(Stored data entries)
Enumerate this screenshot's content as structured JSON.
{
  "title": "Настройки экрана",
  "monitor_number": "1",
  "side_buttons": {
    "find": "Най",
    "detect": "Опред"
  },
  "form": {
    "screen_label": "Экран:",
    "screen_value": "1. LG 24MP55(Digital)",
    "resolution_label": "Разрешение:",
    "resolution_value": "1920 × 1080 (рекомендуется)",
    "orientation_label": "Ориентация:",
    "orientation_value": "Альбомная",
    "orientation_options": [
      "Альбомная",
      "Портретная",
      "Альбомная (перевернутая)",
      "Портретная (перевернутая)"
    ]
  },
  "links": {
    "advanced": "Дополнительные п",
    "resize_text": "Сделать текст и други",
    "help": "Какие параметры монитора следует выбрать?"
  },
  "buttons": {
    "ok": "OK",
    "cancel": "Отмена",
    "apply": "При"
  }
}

**SET EXERCISE**
Each line containing the word "Альбомная" counts once; report the total alone.

**THE RESPONSE**
3